Data tied to figure images:
+===+

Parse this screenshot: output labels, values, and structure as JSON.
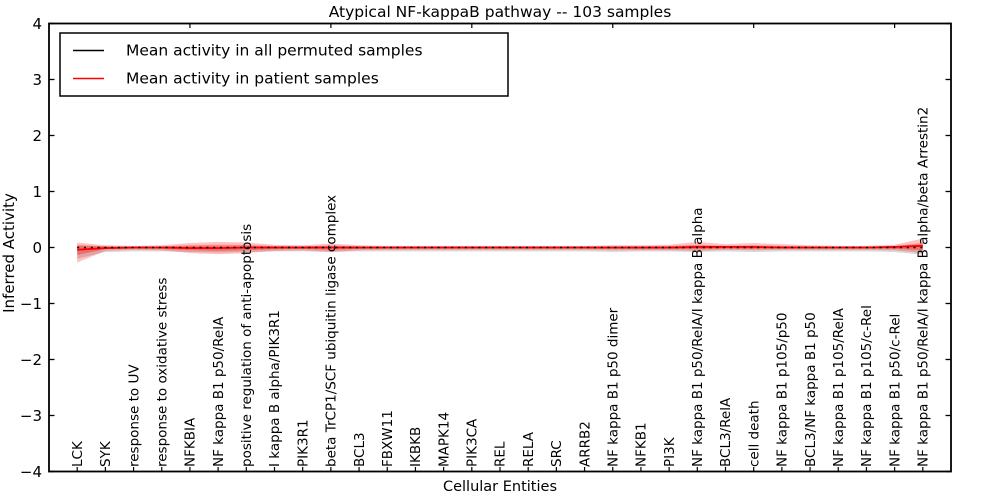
{
  "chart_data": {
    "type": "line",
    "title": "Atypical NF-kappaB pathway -- 103 samples",
    "xlabel": "Cellular Entities",
    "ylabel": "Inferred Activity",
    "ylim": [
      -4,
      4
    ],
    "grid": false,
    "legend_position": "upper-left",
    "ytick_labels": [
      "4",
      "3",
      "2",
      "1",
      "0",
      "−1",
      "−2",
      "−3",
      "−4"
    ],
    "ytick_values": [
      4,
      3,
      2,
      1,
      0,
      -1,
      -2,
      -3,
      -4
    ],
    "categories": [
      "LCK",
      "SYK",
      "response to UV",
      "response to oxidative stress",
      "NFKBIA",
      "NF kappa B1 p50/RelA",
      "positive regulation of anti-apoptosis",
      "I kappa B alpha/PIK3R1",
      "PIK3R1",
      "beta TrCP1/SCF ubiquitin ligase complex",
      "BCL3",
      "FBXW11",
      "IKBKB",
      "MAPK14",
      "PIK3CA",
      "REL",
      "RELA",
      "SRC",
      "ARRB2",
      "NF kappa B1 p50 dimer",
      "NFKB1",
      "PI3K",
      "NF kappa B1 p50/RelA/I kappa B alpha",
      "BCL3/RelA",
      "cell death",
      "NF kappa B1 p105/p50",
      "BCL3/NF kappa B1 p50",
      "NF kappa B1 p105/RelA",
      "NF kappa B1 p105/c-Rel",
      "NF kappa B1 p50/c-Rel",
      "NF kappa B1 p50/RelA/I kappa B alpha/beta Arrestin2"
    ],
    "series": [
      {
        "name": "Mean activity in all permuted samples",
        "color": "#000000",
        "line_style": "dotted",
        "values": [
          0,
          0,
          0,
          0,
          0,
          0,
          0,
          0,
          0,
          0,
          0,
          0,
          0,
          0,
          0,
          0,
          0,
          0,
          0,
          0,
          0,
          0,
          0,
          0,
          0,
          0,
          0,
          0,
          0,
          0,
          0
        ],
        "band_upper": [
          0.03,
          0.02,
          0.02,
          0.02,
          0.02,
          0.02,
          0.02,
          0.02,
          0.02,
          0.02,
          0.02,
          0.02,
          0.02,
          0.02,
          0.02,
          0.02,
          0.02,
          0.02,
          0.02,
          0.02,
          0.02,
          0.02,
          0.02,
          0.02,
          0.02,
          0.02,
          0.02,
          0.02,
          0.02,
          0.02,
          0.03
        ],
        "band_lower": [
          -0.2,
          -0.08,
          -0.07,
          -0.07,
          -0.08,
          -0.09,
          -0.08,
          -0.07,
          -0.07,
          -0.08,
          -0.07,
          -0.07,
          -0.07,
          -0.07,
          -0.07,
          -0.07,
          -0.07,
          -0.07,
          -0.07,
          -0.08,
          -0.07,
          -0.07,
          -0.08,
          -0.07,
          -0.08,
          -0.07,
          -0.07,
          -0.07,
          -0.07,
          -0.08,
          -0.13
        ]
      },
      {
        "name": "Mean activity in patient samples",
        "color": "#ff0000",
        "line_style": "solid",
        "values": [
          -0.04,
          -0.01,
          0,
          0,
          -0.01,
          -0.01,
          0,
          0,
          0,
          0,
          0,
          0,
          0,
          0,
          0,
          0,
          0,
          0,
          0,
          0,
          0,
          0,
          0.01,
          0.01,
          0.01,
          0,
          0,
          0,
          0,
          0.01,
          0.03
        ],
        "band_upper": [
          0.09,
          0.04,
          0.03,
          0.04,
          0.08,
          0.1,
          0.09,
          0.05,
          0.04,
          0.07,
          0.04,
          0.03,
          0.03,
          0.03,
          0.03,
          0.03,
          0.03,
          0.03,
          0.03,
          0.04,
          0.04,
          0.05,
          0.1,
          0.06,
          0.08,
          0.06,
          0.04,
          0.03,
          0.03,
          0.05,
          0.16
        ],
        "band_lower": [
          -0.27,
          -0.06,
          -0.04,
          -0.05,
          -0.1,
          -0.12,
          -0.1,
          -0.06,
          -0.05,
          -0.08,
          -0.05,
          -0.04,
          -0.04,
          -0.04,
          -0.04,
          -0.04,
          -0.04,
          -0.04,
          -0.04,
          -0.05,
          -0.05,
          -0.05,
          -0.06,
          -0.04,
          -0.05,
          -0.04,
          -0.04,
          -0.04,
          -0.04,
          -0.05,
          -0.1
        ]
      }
    ],
    "top_tick_indices": [
      4,
      9,
      14,
      19,
      24,
      29
    ]
  },
  "legend": {
    "items": [
      {
        "label": "Mean activity in all permuted samples",
        "color": "#000000"
      },
      {
        "label": "Mean activity in patient samples",
        "color": "#ff0000"
      }
    ]
  },
  "colors": {
    "patient_line": "#ff0000",
    "patient_band": "#ff0000",
    "permuted_line": "#000000",
    "permuted_band": "#999999",
    "frame": "#000000",
    "background": "#ffffff"
  }
}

+===+

Required work: Take every line containing the word "Mean" and copy it.

Final answer:
        "name": "Mean activity in all permuted samples",
        "name": "Mean activity in patient samples",
        "label": "Mean activity in all permuted samples",
        "label": "Mean activity in patient samples",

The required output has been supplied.